• **DIRECTIVE**
The listing below should be written out exactly; please include all of it.

• **SUPPLIED DATA**
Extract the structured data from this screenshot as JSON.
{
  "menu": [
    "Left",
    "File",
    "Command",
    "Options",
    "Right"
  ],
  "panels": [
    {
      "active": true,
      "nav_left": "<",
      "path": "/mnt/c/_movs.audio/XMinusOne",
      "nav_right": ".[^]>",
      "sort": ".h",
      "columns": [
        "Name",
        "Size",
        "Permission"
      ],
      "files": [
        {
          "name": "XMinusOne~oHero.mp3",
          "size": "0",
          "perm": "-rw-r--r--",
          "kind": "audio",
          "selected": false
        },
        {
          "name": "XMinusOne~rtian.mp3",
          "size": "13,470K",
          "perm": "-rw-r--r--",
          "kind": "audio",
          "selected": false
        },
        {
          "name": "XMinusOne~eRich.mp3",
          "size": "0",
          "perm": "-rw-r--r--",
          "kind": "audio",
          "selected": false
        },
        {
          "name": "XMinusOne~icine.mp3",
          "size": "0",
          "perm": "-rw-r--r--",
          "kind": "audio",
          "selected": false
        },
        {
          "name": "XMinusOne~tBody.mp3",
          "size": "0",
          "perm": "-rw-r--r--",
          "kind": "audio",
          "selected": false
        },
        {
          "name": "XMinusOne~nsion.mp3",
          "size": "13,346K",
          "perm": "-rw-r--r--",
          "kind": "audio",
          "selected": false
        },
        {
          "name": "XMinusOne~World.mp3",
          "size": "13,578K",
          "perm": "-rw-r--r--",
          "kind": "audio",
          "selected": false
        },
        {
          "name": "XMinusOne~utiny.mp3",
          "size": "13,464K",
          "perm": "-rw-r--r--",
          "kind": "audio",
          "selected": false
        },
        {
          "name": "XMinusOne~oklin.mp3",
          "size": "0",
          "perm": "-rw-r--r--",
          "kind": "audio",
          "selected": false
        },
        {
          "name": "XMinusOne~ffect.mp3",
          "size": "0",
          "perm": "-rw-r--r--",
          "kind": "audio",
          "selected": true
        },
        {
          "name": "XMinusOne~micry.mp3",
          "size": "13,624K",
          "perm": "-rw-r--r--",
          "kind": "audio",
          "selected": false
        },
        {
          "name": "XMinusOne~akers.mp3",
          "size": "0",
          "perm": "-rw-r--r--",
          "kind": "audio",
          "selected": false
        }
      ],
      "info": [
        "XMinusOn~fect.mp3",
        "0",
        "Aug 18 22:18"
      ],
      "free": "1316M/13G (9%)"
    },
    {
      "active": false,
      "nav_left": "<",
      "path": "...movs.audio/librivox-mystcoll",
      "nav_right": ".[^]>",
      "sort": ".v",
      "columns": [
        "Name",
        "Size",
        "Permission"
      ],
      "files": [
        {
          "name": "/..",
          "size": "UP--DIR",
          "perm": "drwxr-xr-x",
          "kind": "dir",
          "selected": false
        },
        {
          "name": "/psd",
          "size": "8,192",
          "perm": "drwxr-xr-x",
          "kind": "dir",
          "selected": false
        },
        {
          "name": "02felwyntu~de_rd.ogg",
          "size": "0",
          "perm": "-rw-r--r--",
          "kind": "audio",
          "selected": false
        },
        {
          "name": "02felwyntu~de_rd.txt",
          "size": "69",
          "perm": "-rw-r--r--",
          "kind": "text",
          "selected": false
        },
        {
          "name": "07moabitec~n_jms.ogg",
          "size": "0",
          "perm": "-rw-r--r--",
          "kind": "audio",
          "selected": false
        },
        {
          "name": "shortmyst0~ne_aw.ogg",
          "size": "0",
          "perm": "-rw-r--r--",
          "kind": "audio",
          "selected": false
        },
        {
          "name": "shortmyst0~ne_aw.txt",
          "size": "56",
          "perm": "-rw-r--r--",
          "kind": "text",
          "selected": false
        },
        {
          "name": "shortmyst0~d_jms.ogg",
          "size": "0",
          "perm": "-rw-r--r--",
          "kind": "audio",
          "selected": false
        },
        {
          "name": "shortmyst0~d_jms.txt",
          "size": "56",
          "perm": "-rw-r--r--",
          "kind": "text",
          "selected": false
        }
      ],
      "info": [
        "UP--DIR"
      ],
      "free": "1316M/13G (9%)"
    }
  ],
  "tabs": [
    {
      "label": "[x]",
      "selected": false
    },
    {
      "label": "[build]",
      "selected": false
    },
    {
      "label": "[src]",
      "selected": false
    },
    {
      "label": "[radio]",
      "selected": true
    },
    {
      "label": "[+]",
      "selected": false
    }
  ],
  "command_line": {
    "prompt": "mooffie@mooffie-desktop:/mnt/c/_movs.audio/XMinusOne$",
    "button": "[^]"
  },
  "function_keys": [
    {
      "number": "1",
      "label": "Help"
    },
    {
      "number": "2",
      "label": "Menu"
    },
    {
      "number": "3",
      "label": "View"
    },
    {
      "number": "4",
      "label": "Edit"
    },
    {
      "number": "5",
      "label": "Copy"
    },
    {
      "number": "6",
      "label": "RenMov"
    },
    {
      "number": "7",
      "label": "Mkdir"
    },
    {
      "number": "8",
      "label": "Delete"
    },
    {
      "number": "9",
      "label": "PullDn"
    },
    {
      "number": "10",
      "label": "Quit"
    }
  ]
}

• **REPLY TO THE EXERCISE**
Extract the structured data from this screenshot as JSON.
{
  "menu": [
    "Left",
    "File",
    "Command",
    "Options",
    "Right"
  ],
  "panels": [
    {
      "active": true,
      "nav_left": "<",
      "path": "/mnt/c/_movs.audio/XMinusOne",
      "nav_right": ".[^]>",
      "sort": ".h",
      "columns": [
        "Name",
        "Size",
        "Permission"
      ],
      "files": [
        {
          "name": "XMinusOne~oHero.mp3",
          "size": "0",
          "perm": "-rw-r--r--",
          "kind": "audio",
          "selected": false
        },
        {
          "name": "XMinusOne~rtian.mp3",
          "size": "13,470K",
          "perm": "-rw-r--r--",
          "kind": "audio",
          "selected": false
        },
        {
          "name": "XMinusOne~eRich.mp3",
          "size": "0",
          "perm": "-rw-r--r--",
          "kind": "audio",
          "selected": false
        },
        {
          "name": "XMinusOne~icine.mp3",
          "size": "0",
          "perm": "-rw-r--r--",
          "kind": "audio",
          "selected": false
        },
        {
          "name": "XMinusOne~tBody.mp3",
          "size": "0",
          "perm": "-rw-r--r--",
          "kind": "audio",
          "selected": false
        },
        {
          "name": "XMinusOne~nsion.mp3",
          "size": "13,346K",
          "perm": "-rw-r--r--",
          "kind": "audio",
          "selected": false
        },
        {
          "name": "XMinusOne~World.mp3",
          "size": "13,578K",
          "perm": "-rw-r--r--",
          "kind": "audio",
          "selected": false
        },
        {
          "name": "XMinusOne~utiny.mp3",
          "size": "13,464K",
          "perm": "-rw-r--r--",
          "kind": "audio",
          "selected": false
        },
        {
          "name": "XMinusOne~oklin.mp3",
          "size": "0",
          "perm": "-rw-r--r--",
          "kind": "audio",
          "selected": false
        },
        {
          "name": "XMinusOne~ffect.mp3",
          "size": "0",
          "perm": "-rw-r--r--",
          "kind": "audio",
          "selected": true
        },
        {
          "name": "XMinusOne~micry.mp3",
          "size": "13,624K",
          "perm": "-rw-r--r--",
          "kind": "audio",
          "selected": false
        },
        {
          "name": "XMinusOne~akers.mp3",
          "size": "0",
          "perm": "-rw-r--r--",
          "kind": "audio",
          "selected": false
        }
      ],
      "info": [
        "XMinusOn~fect.mp3",
        "0",
        "Aug 18 22:18"
      ],
      "free": "1316M/13G (9%)"
    },
    {
      "active": false,
      "nav_left": "<",
      "path": "...movs.audio/librivox-mystcoll",
      "nav_right": ".[^]>",
      "sort": ".v",
      "columns": [
        "Name",
        "Size",
        "Permission"
      ],
      "files": [
        {
          "name": "/..",
          "size": "UP--DIR",
          "perm": "drwxr-xr-x",
          "kind": "dir",
          "selected": false
        },
        {
          "name": "/psd",
          "size": "8,192",
          "perm": "drwxr-xr-x",
          "kind": "dir",
          "selected": false
        },
        {
          "name": "02felwyntu~de_rd.ogg",
          "size": "0",
          "perm": "-rw-r--r--",
          "kind": "audio",
          "selected": false
        },
        {
          "name": "02felwyntu~de_rd.txt",
          "size": "69",
          "perm": "-rw-r--r--",
          "kind": "text",
          "selected": false
        },
        {
          "name": "07moabitec~n_jms.ogg",
          "size": "0",
          "perm": "-rw-r--r--",
          "kind": "audio",
          "selected": false
        },
        {
          "name": "shortmyst0~ne_aw.ogg",
          "size": "0",
          "perm": "-rw-r--r--",
          "kind": "audio",
          "selected": false
        },
        {
          "name": "shortmyst0~ne_aw.txt",
          "size": "56",
          "perm": "-rw-r--r--",
          "kind": "text",
          "selected": false
        },
        {
          "name": "shortmyst0~d_jms.ogg",
          "size": "0",
          "perm": "-rw-r--r--",
          "kind": "audio",
          "selected": false
        },
        {
          "name": "shortmyst0~d_jms.txt",
          "size": "56",
          "perm": "-rw-r--r--",
          "kind": "text",
          "selected": false
        }
      ],
      "info": [
        "UP--DIR"
      ],
      "free": "1316M/13G (9%)"
    }
  ],
  "tabs": [
    {
      "label": "[x]",
      "selected": false
    },
    {
      "label": "[build]",
      "selected": false
    },
    {
      "label": "[src]",
      "selected": false
    },
    {
      "label": "[radio]",
      "selected": true
    },
    {
      "label": "[+]",
      "selected": false
    }
  ],
  "command_line": {
    "prompt": "mooffie@mooffie-desktop:/mnt/c/_movs.audio/XMinusOne$",
    "button": "[^]"
  },
  "function_keys": [
    {
      "number": "1",
      "label": "Help"
    },
    {
      "number": "2",
      "label": "Menu"
    },
    {
      "number": "3",
      "label": "View"
    },
    {
      "number": "4",
      "label": "Edit"
    },
    {
      "number": "5",
      "label": "Copy"
    },
    {
      "number": "6",
      "label": "RenMov"
    },
    {
      "number": "7",
      "label": "Mkdir"
    },
    {
      "number": "8",
      "label": "Delete"
    },
    {
      "number": "9",
      "label": "PullDn"
    },
    {
      "number": "10",
      "label": "Quit"
    }
  ]
}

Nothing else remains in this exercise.